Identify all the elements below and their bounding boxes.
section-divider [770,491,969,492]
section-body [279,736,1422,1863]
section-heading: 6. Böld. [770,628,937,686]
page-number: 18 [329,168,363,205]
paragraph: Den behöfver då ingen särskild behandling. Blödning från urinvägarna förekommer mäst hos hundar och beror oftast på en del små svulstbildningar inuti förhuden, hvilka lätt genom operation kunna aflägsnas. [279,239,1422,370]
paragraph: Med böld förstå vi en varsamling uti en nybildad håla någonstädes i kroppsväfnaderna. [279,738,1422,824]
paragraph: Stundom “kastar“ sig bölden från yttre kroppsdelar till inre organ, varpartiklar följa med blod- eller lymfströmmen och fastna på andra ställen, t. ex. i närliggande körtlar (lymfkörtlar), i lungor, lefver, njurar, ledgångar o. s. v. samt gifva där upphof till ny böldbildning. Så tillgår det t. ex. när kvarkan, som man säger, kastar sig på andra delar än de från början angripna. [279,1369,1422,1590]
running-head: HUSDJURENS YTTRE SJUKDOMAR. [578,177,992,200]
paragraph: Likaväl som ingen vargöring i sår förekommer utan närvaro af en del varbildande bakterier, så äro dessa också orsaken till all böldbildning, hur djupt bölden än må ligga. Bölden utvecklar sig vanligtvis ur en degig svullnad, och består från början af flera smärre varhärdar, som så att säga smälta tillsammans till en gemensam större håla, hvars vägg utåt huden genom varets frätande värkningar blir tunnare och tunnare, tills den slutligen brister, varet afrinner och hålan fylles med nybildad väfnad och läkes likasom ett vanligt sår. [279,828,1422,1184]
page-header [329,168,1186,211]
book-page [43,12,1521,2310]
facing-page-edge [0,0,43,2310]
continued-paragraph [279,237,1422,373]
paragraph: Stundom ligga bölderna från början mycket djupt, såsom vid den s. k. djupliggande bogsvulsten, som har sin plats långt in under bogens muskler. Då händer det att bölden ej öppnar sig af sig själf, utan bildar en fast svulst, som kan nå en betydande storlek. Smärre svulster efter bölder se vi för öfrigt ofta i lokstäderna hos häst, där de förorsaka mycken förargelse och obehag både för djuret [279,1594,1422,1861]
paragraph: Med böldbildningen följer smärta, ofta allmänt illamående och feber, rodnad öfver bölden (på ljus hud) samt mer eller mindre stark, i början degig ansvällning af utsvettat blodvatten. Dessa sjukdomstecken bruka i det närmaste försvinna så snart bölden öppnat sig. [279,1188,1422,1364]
----------------------------------------
- _WHAT YOU SHOULD DO_: So that nothing differs from the original, transcribe all of the records above.

- _EXERCISE RESULT_:
Identify all the elements below and their bounding boxes.
section-divider [770,491,969,492]
section-body [279,736,1422,1863]
section-heading: 6. Böld. [770,628,937,686]
page-number: 18 [329,168,363,205]
paragraph: Den behöfver då ingen särskild behandling. Blödning från urinvägarna förekommer mäst hos hundar och beror oftast på en del små svulstbildningar inuti förhuden, hvilka lätt genom operation kunna aflägsnas. [279,239,1422,370]
paragraph: Med böld förstå vi en varsamling uti en nybildad håla någonstädes i kroppsväfnaderna. [279,738,1422,824]
paragraph: Stundom “kastar“ sig bölden från yttre kroppsdelar till inre organ, varpartiklar följa med blod- eller lymfströmmen och fastna på andra ställen, t. ex. i närliggande körtlar (lymfkörtlar), i lungor, lefver, njurar, ledgångar o. s. v. samt gifva där upphof till ny böldbildning. Så tillgår det t. ex. när kvarkan, som man säger, kastar sig på andra delar än de från början angripna. [279,1369,1422,1590]
running-head: HUSDJURENS YTTRE SJUKDOMAR. [578,177,992,200]
paragraph: Likaväl som ingen vargöring i sår förekommer utan närvaro af en del varbildande bakterier, så äro dessa också orsaken till all böldbildning, hur djupt bölden än må ligga. Bölden utvecklar sig vanligtvis ur en degig svullnad, och består från början af flera smärre varhärdar, som så att säga smälta tillsammans till en gemensam större håla, hvars vägg utåt huden genom varets frätande värkningar blir tunnare och tunnare, tills den slutligen brister, varet afrinner och hålan fylles med nybildad väfnad och läkes likasom ett vanligt sår. [279,828,1422,1184]
page-header [329,168,1186,211]
book-page [43,12,1521,2310]
facing-page-edge [0,0,43,2310]
continued-paragraph [279,237,1422,373]
paragraph: Stundom ligga bölderna från början mycket djupt, såsom vid den s. k. djupliggande bogsvulsten, som har sin plats långt in under bogens muskler. Då händer det att bölden ej öppnar sig af sig själf, utan bildar en fast svulst, som kan nå en betydande storlek. Smärre svulster efter bölder se vi för öfrigt ofta i lokstäderna hos häst, där de förorsaka mycken förargelse och obehag både för djuret [279,1594,1422,1861]
paragraph: Med böldbildningen följer smärta, ofta allmänt illamående och feber, rodnad öfver bölden (på ljus hud) samt mer eller mindre stark, i början degig ansvällning af utsvettat blodvatten. Dessa sjukdomstecken bruka i det närmaste försvinna så snart bölden öppnat sig. [279,1188,1422,1364]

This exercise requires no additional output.